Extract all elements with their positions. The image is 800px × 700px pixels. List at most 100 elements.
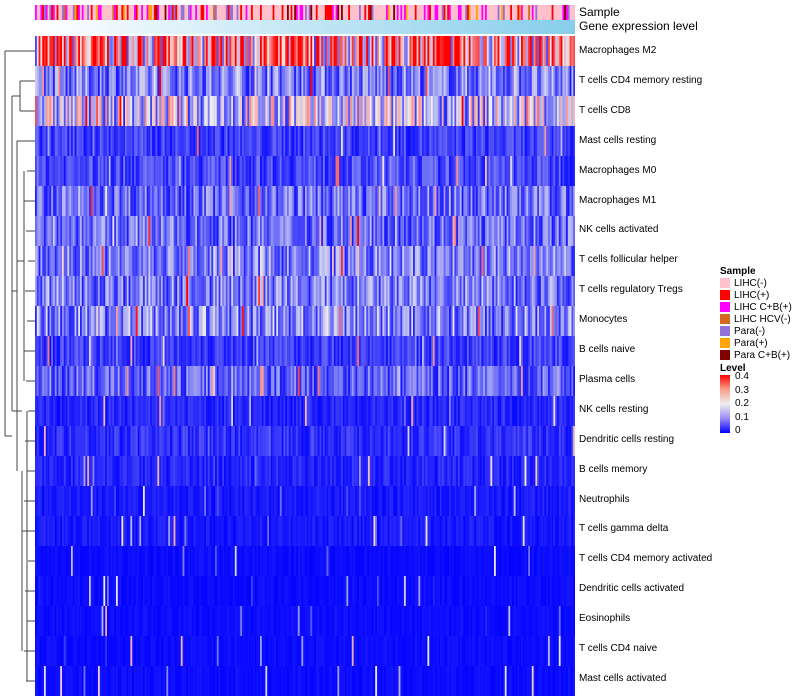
heatmap-cell xyxy=(83,486,86,516)
heatmap-cell xyxy=(134,486,137,516)
heatmap-cell xyxy=(395,276,398,306)
heatmap-cell xyxy=(125,486,128,516)
heatmap-cell xyxy=(108,336,111,366)
sample-annotation-cell xyxy=(44,5,47,20)
heatmap-cell xyxy=(305,96,308,126)
heatmap-cell xyxy=(227,486,230,516)
heatmap-cell xyxy=(413,216,416,246)
heatmap-cell xyxy=(134,156,137,186)
heatmap-cell xyxy=(373,66,376,96)
heatmap-cell xyxy=(533,156,536,186)
heatmap-cell xyxy=(544,36,547,66)
heatmap-cell xyxy=(386,126,389,156)
heatmap-cell xyxy=(278,276,281,306)
heatmap-cell xyxy=(330,426,333,456)
heatmap-cell xyxy=(447,66,450,96)
heatmap-cell xyxy=(107,486,110,516)
heatmap-cell xyxy=(47,336,50,366)
heatmap-cell xyxy=(461,186,464,216)
heatmap-cell xyxy=(479,216,482,246)
heatmap-cell xyxy=(531,396,534,426)
heatmap-cell xyxy=(472,396,475,426)
sample-annotation-cell xyxy=(515,5,518,20)
sample-annotation-cell xyxy=(51,5,54,20)
heatmap-cell xyxy=(107,426,110,456)
heatmap-cell xyxy=(153,456,156,486)
heatmap-cell xyxy=(135,126,138,156)
heatmap-cell xyxy=(242,366,245,396)
heatmap-cell xyxy=(402,156,405,186)
heatmap-cell xyxy=(477,276,480,306)
heatmap-cell xyxy=(227,306,230,336)
heatmap-cell xyxy=(209,396,212,426)
heatmap-cell xyxy=(40,336,43,366)
sample-annotation-cell xyxy=(387,5,390,20)
heatmap-cell xyxy=(108,486,111,516)
sample-annotation-cell xyxy=(452,5,455,20)
heatmap-cell xyxy=(535,216,538,246)
heatmap-cell xyxy=(391,456,394,486)
sample-annotation-cell xyxy=(117,5,120,20)
heatmap-cell xyxy=(440,96,443,126)
heatmap-cell xyxy=(544,396,547,426)
heatmap-cell xyxy=(542,396,545,426)
heatmap-cell xyxy=(74,396,77,426)
heatmap-cell xyxy=(60,306,63,336)
heatmap-cell xyxy=(72,96,75,126)
heatmap-cell xyxy=(528,336,531,366)
heatmap-cell xyxy=(153,276,156,306)
sample-annotation-cell xyxy=(137,5,140,20)
heatmap-cell xyxy=(443,156,446,186)
heatmap-cell xyxy=(54,246,57,276)
heatmap-cell xyxy=(153,186,156,216)
heatmap-cell xyxy=(272,216,275,246)
heatmap-cell xyxy=(182,66,185,96)
heatmap-cell xyxy=(438,126,441,156)
heatmap-cell xyxy=(362,66,365,96)
heatmap-cell xyxy=(513,216,516,246)
heatmap-cell xyxy=(445,156,448,186)
heatmap-cell xyxy=(427,426,430,456)
heatmap-cell xyxy=(438,156,441,186)
heatmap-cell xyxy=(494,336,497,366)
heatmap-cell xyxy=(89,486,92,516)
heatmap-cell xyxy=(263,426,266,456)
heatmap-cell xyxy=(557,96,560,126)
heatmap-cell xyxy=(121,306,124,336)
heatmap-cell xyxy=(465,366,468,396)
heatmap-cell xyxy=(407,216,410,246)
heatmap-cell xyxy=(544,456,547,486)
heatmap-cell xyxy=(494,396,497,426)
heatmap-cell xyxy=(546,246,549,276)
heatmap-cell xyxy=(137,156,140,186)
heatmap-cell xyxy=(389,276,392,306)
heatmap-cell xyxy=(143,186,146,216)
heatmap-cell xyxy=(139,156,142,186)
heatmap-cell xyxy=(288,396,291,426)
heatmap-cell xyxy=(245,216,248,246)
heatmap-cell xyxy=(344,96,347,126)
heatmap-cell xyxy=(402,396,405,426)
heatmap-cell xyxy=(526,216,529,246)
heatmap-cell xyxy=(38,186,41,216)
heatmap-cell xyxy=(508,306,511,336)
heatmap-cell xyxy=(571,306,574,336)
heatmap-cell xyxy=(384,366,387,396)
heatmap-cell xyxy=(197,186,200,216)
heatmap-cell xyxy=(105,486,108,516)
heatmap-cell xyxy=(526,36,529,66)
heatmap-cell xyxy=(562,36,565,66)
heatmap-cell xyxy=(427,306,430,336)
heatmap-cell xyxy=(506,336,509,366)
heatmap-cell xyxy=(317,276,320,306)
heatmap-cell xyxy=(353,66,356,96)
heatmap-cell xyxy=(193,66,196,96)
heatmap-cell xyxy=(456,36,459,66)
heatmap-cell xyxy=(393,276,396,306)
heatmap-cell xyxy=(504,66,507,96)
heatmap-cell xyxy=(96,336,99,366)
heatmap-cell xyxy=(395,96,398,126)
heatmap-cell xyxy=(321,426,324,456)
heatmap-cell xyxy=(135,66,138,96)
heatmap-cell xyxy=(278,456,281,486)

----------------------------------------

▸ **WHAT TO PRODUCE**
Report every line of the material above that contains the word "sample". Case counts.

▸ **FINISHED EXERCISE**
sample-annotation-cell xyxy=(44,5,47,20)
sample-annotation-cell xyxy=(515,5,518,20)
sample-annotation-cell xyxy=(51,5,54,20)
sample-annotation-cell xyxy=(387,5,390,20)
sample-annotation-cell xyxy=(452,5,455,20)
sample-annotation-cell xyxy=(117,5,120,20)
sample-annotation-cell xyxy=(137,5,140,20)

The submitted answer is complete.